Stored items:
/---
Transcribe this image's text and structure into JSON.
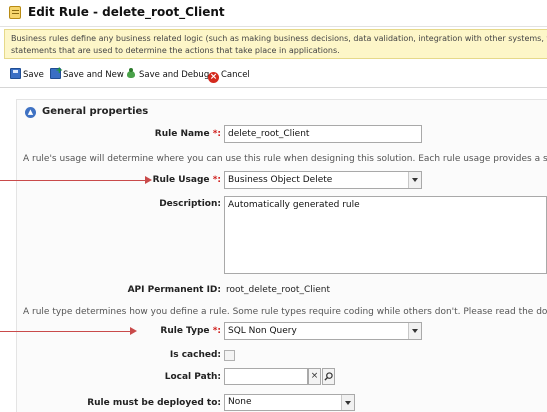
{
  "window": {
    "title": "Edit Rule - delete_root_Client"
  },
  "banner": {
    "line1": "Business rules define any business related logic (such as making business decisions, data validation, integration with other systems, work rou",
    "line2": "statements that are used to determine the actions that take place in applications."
  },
  "toolbar": {
    "save": "Save",
    "save_and_new": "Save and New",
    "save_and_debug": "Save and Debug",
    "cancel": "Cancel"
  },
  "section": {
    "title": "General properties"
  },
  "form": {
    "rule_name": {
      "label": "Rule Name",
      "required": "*:",
      "value": "delete_root_Client"
    },
    "usage_info": "A rule's usage will determine where you can use this rule when designing this solution. Each rule usage provides a set of",
    "rule_usage": {
      "label": "Rule Usage",
      "required": "*:",
      "value": "Business Object Delete"
    },
    "description": {
      "label": "Description:",
      "value": "Automatically generated rule"
    },
    "api_permanent_id": {
      "label": "API Permanent ID:",
      "value": "root_delete_root_Client"
    },
    "type_info": "A rule type determines how you define a rule. Some rule types require coding while others don't. Please read the docum",
    "rule_type": {
      "label": "Rule Type",
      "required": "*:",
      "value": "SQL Non Query"
    },
    "is_cached": {
      "label": "Is cached:"
    },
    "local_path": {
      "label": "Local Path:",
      "value": "",
      "clear": "×"
    },
    "deploy_to": {
      "label": "Rule must be deployed to:",
      "value": "None"
    }
  },
  "colors": {
    "accent": "#3f72c3",
    "required": "#d0201d",
    "banner_bg": "#fdf6c8",
    "arrow": "#c94a4a"
  }
}
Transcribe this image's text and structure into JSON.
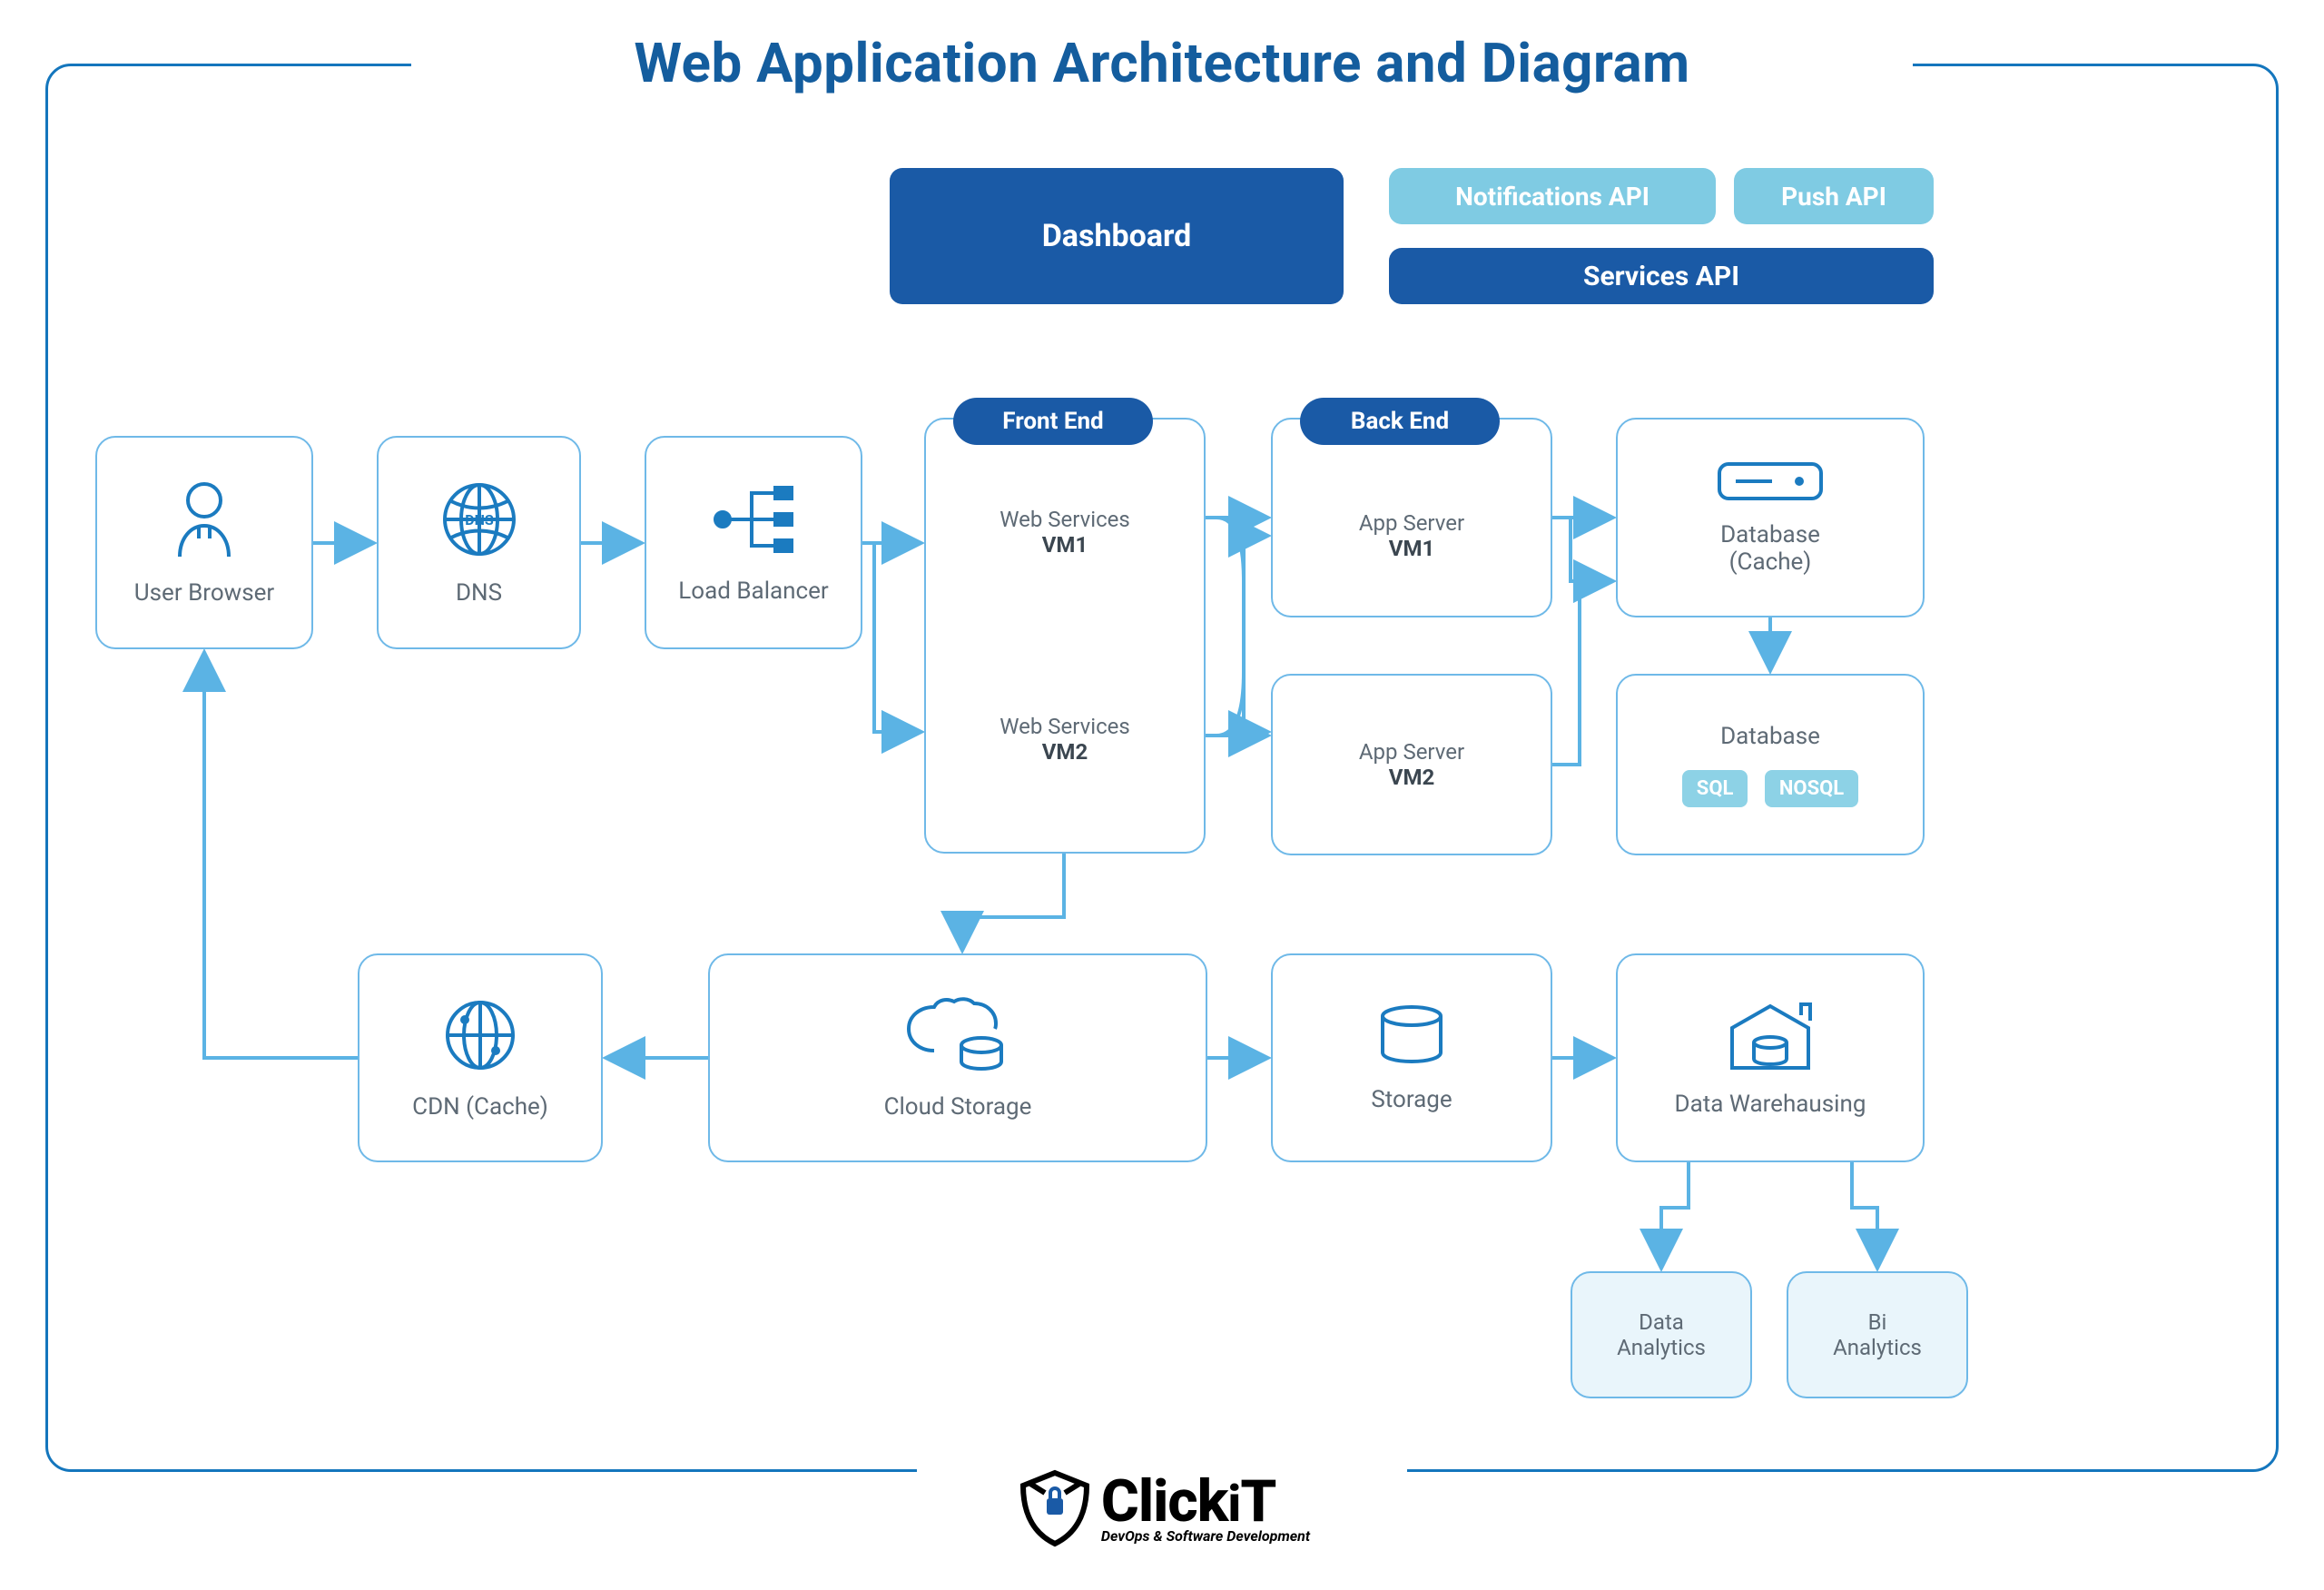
{
  "title": "Web Application Architecture and Diagram",
  "nodes": {
    "userBrowser": "User Browser",
    "dns": "DNS",
    "loadBalancer": "Load Balancer",
    "webServices1_a": "Web Services",
    "webServices1_b": "VM1",
    "webServices2_a": "Web Services",
    "webServices2_b": "VM2",
    "appServer1_a": "App Server",
    "appServer1_b": "VM1",
    "appServer2_a": "App Server",
    "appServer2_b": "VM2",
    "databaseCache_a": "Database",
    "databaseCache_b": "(Cache)",
    "database": "Database",
    "sql": "SQL",
    "nosql": "NOSQL",
    "cdn": "CDN (Cache)",
    "cloudStorage": "Cloud Storage",
    "storage": "Storage",
    "dataWarehousing": "Data Warehausing",
    "dataAnalytics_a": "Data",
    "dataAnalytics_b": "Analytics",
    "biAnalytics_a": "Bi",
    "biAnalytics_b": "Analytics"
  },
  "pills": {
    "frontEnd": "Front End",
    "backEnd": "Back End"
  },
  "buttons": {
    "dashboard": "Dashboard",
    "notificationsApi": "Notifications API",
    "pushApi": "Push API",
    "servicesApi": "Services API"
  },
  "logo": {
    "name": "ClickiT",
    "tagline": "DevOps & Software Development"
  }
}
\---
TASK INSTRUCTIONS: Find the word "label" in the entries above and gather every line that holds it.

RESPONSE BELOW:
      "label": "Rule Name",
      "label": "Rule Usage",
      "label": "Description:",
      "label": "API Permanent ID:",
      "label": "Rule Type",
      "label": "Is cached:"
      "label": "Local Path:",
      "label": "Rule must be deployed to:",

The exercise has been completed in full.